▶ _YOUR INSTRUCTIONS_: Pull out every line from the listing that has the word "about".

▶ _RECORDS_:
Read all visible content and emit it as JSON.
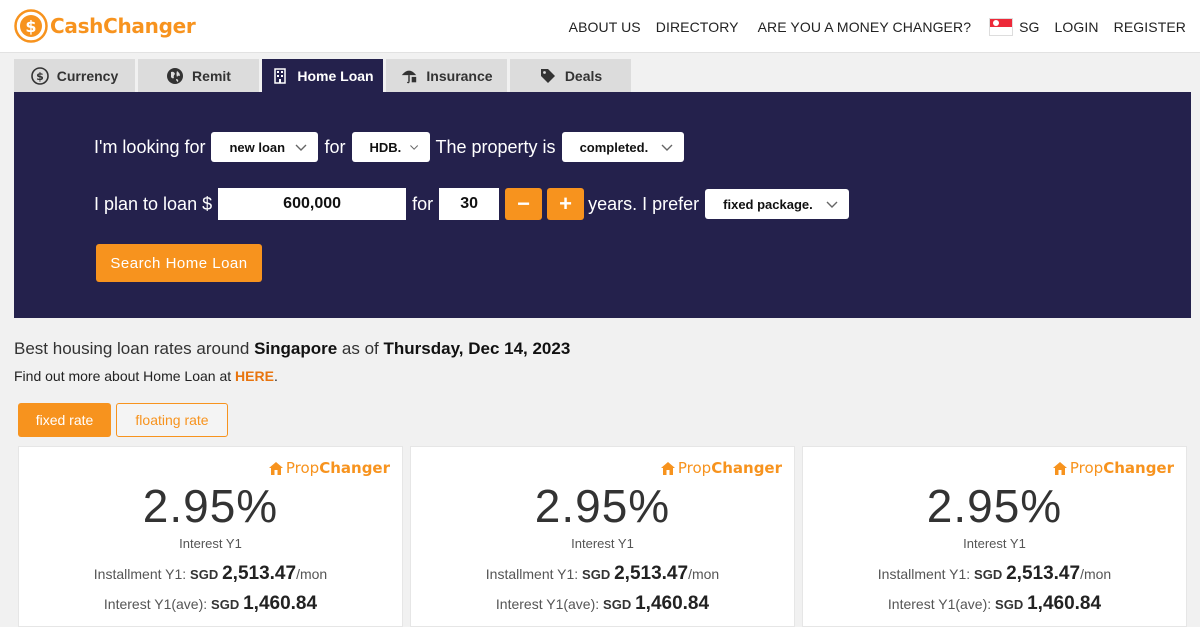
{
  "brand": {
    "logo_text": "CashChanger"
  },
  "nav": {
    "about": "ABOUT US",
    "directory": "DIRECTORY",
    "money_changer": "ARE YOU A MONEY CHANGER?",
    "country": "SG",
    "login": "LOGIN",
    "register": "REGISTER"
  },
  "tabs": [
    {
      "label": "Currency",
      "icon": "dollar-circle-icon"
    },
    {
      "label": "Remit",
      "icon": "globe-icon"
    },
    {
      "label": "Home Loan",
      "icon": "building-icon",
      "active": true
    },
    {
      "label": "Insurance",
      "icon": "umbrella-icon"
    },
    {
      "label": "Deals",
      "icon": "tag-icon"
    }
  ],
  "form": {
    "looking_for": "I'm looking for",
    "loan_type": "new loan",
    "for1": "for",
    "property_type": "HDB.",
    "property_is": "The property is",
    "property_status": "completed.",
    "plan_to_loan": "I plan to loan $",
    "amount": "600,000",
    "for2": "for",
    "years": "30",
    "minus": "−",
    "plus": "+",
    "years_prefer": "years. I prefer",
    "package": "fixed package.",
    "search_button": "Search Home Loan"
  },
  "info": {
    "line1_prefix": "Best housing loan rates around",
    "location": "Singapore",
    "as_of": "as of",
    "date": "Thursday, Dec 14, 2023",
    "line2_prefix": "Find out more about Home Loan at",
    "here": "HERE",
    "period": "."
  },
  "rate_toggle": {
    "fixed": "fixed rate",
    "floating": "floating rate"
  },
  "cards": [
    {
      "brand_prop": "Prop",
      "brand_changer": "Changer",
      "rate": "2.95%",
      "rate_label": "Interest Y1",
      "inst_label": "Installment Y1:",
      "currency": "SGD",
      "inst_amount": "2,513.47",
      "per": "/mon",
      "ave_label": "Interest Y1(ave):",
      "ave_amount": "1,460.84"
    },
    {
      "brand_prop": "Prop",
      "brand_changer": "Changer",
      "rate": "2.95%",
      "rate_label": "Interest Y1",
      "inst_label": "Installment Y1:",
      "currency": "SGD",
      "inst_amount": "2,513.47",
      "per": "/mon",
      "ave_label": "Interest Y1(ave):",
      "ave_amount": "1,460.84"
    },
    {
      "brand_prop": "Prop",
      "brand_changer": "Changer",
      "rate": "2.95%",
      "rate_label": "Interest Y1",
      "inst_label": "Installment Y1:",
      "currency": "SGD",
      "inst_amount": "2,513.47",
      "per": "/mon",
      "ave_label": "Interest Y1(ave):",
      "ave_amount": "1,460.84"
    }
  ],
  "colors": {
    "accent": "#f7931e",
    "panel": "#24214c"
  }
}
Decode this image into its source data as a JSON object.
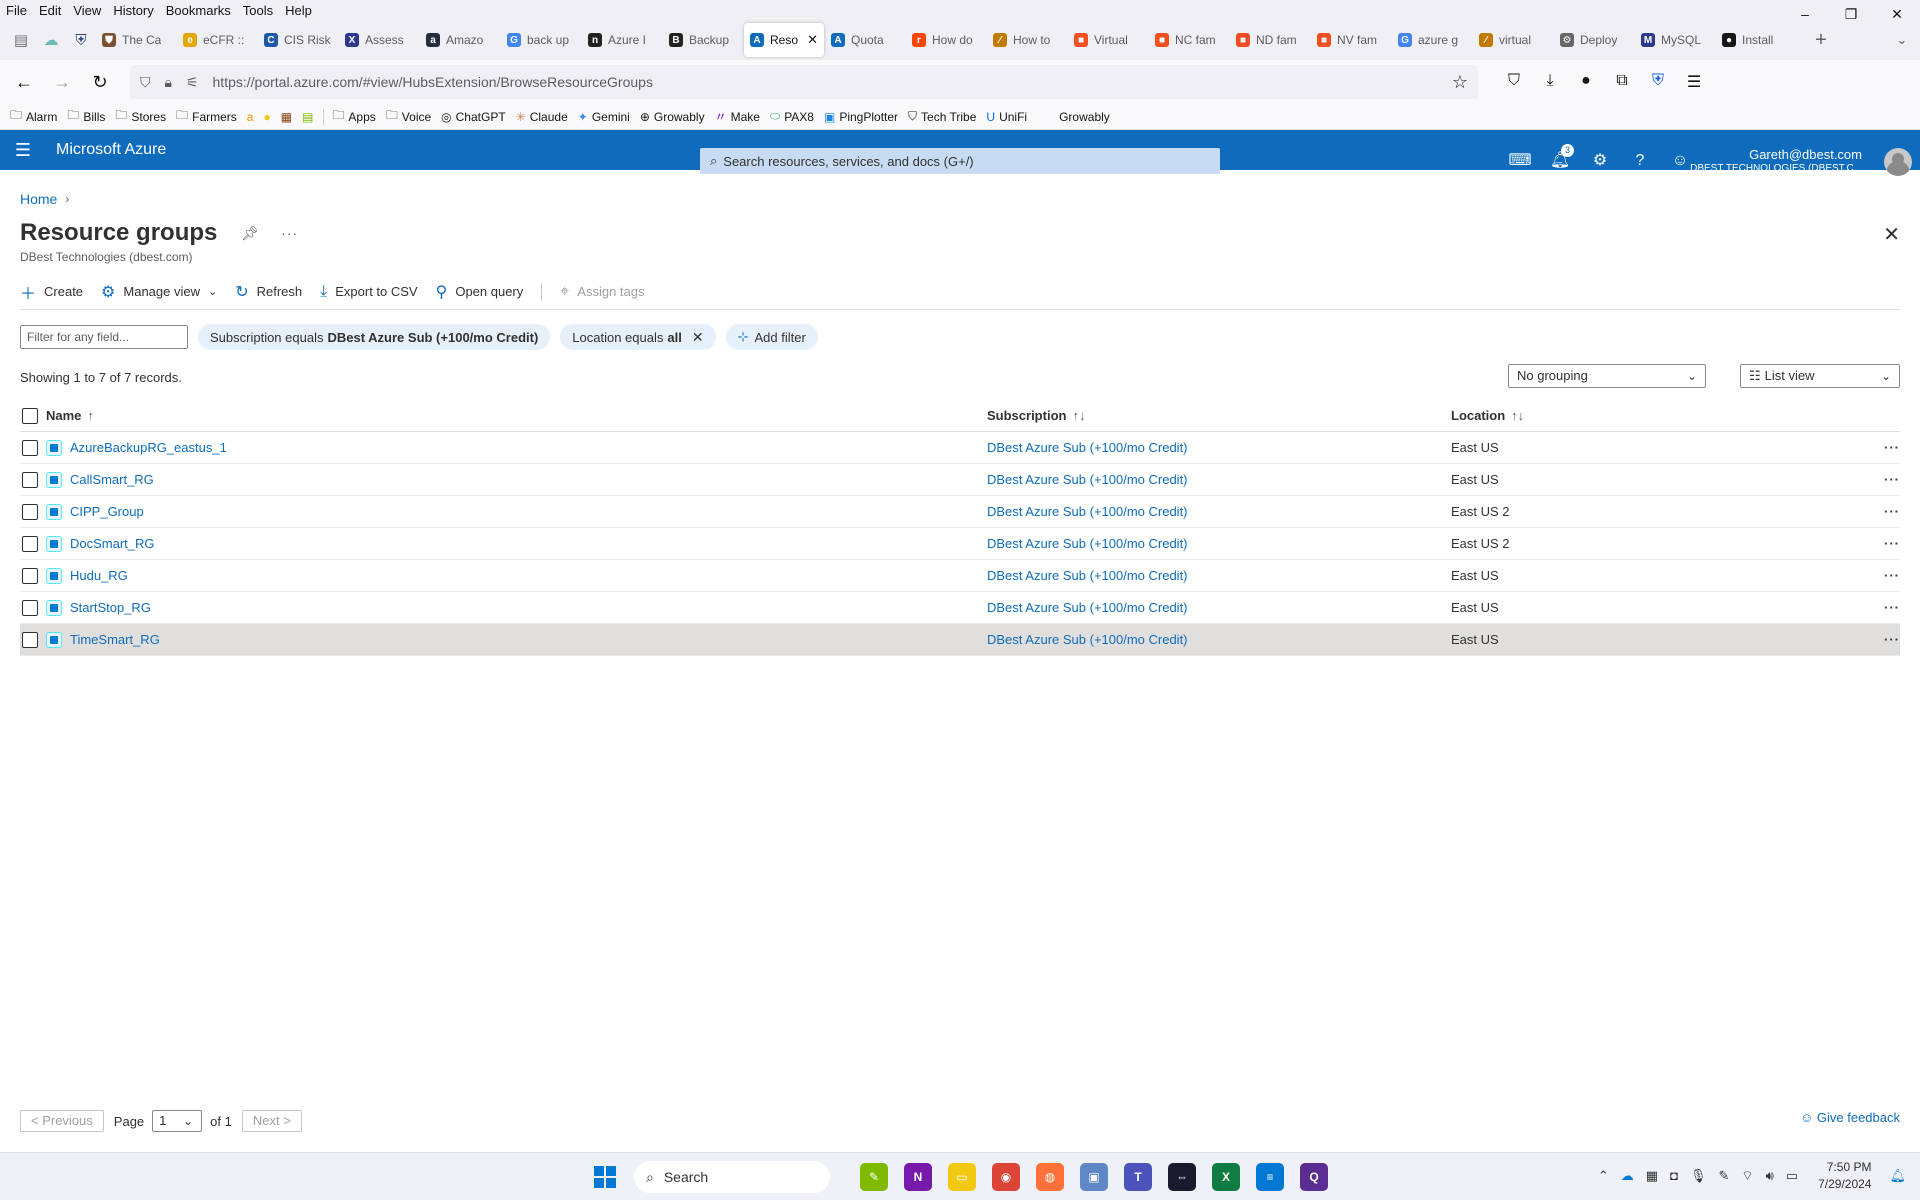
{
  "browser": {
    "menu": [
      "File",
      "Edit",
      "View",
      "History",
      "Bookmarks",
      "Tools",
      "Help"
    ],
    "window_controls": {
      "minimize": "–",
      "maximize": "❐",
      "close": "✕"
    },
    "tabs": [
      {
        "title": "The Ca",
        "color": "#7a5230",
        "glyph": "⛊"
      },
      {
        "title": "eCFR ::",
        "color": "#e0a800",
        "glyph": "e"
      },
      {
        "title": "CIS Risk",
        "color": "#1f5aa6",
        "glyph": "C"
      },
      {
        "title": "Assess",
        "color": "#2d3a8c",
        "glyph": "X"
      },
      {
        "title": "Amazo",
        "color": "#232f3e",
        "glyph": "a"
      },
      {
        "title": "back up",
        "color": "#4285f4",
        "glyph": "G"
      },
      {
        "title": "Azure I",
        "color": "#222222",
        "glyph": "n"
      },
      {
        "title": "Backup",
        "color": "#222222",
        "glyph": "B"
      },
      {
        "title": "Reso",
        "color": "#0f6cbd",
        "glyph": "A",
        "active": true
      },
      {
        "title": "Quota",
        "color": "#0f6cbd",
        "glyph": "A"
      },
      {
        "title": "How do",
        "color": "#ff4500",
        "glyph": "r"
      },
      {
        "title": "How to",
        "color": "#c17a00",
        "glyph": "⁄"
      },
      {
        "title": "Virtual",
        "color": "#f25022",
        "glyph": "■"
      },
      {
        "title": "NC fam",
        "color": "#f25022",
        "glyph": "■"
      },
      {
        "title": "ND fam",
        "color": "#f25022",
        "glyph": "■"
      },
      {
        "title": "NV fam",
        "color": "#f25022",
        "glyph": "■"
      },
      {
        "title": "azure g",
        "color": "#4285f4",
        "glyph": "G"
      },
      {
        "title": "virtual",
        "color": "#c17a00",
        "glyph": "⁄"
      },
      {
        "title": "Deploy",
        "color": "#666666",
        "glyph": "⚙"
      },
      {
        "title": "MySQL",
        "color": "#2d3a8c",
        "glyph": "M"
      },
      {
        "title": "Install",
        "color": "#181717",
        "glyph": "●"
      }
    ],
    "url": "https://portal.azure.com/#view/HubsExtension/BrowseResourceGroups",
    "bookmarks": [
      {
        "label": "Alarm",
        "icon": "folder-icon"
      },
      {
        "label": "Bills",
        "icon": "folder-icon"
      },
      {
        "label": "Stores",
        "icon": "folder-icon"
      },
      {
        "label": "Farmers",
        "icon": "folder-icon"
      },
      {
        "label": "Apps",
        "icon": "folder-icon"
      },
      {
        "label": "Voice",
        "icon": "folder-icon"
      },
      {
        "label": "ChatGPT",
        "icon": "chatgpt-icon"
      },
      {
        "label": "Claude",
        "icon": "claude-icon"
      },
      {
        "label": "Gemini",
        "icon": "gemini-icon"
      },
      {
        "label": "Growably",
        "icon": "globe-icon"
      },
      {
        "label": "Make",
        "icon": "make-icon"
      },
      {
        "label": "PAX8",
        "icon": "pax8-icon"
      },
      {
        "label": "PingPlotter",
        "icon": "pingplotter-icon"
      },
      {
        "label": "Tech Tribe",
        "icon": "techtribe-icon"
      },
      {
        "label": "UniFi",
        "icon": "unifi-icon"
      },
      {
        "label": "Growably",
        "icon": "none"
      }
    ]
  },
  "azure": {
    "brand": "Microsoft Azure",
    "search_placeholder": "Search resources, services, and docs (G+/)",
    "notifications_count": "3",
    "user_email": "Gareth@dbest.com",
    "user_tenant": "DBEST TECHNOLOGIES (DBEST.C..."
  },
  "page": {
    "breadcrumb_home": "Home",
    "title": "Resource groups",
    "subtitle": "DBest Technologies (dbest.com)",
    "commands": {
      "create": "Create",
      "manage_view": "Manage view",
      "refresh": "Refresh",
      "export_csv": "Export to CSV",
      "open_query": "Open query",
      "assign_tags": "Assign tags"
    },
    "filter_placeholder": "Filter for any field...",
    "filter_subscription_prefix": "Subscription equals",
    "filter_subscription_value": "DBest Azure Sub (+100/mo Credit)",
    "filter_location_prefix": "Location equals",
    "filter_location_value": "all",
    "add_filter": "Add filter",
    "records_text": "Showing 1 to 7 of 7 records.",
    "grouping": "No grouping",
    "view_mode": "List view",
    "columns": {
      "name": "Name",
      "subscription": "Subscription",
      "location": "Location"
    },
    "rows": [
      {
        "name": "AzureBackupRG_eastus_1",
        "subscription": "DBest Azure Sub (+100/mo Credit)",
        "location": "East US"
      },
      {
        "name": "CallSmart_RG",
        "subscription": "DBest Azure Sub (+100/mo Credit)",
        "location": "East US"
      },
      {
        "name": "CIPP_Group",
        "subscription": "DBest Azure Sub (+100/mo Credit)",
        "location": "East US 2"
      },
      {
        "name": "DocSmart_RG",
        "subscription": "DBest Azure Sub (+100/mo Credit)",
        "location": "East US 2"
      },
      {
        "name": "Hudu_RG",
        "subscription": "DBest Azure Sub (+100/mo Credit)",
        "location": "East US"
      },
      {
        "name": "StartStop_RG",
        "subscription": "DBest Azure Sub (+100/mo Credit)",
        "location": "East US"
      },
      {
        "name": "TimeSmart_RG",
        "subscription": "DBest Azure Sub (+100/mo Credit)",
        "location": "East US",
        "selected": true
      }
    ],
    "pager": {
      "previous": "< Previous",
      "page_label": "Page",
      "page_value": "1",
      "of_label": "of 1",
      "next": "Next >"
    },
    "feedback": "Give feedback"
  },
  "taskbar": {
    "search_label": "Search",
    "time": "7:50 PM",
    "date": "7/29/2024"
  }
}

▶ _EXERCISE SOLUTION_:
    "about": "ABOUT US",
    "line2_prefix": "Find out more about Home Loan at",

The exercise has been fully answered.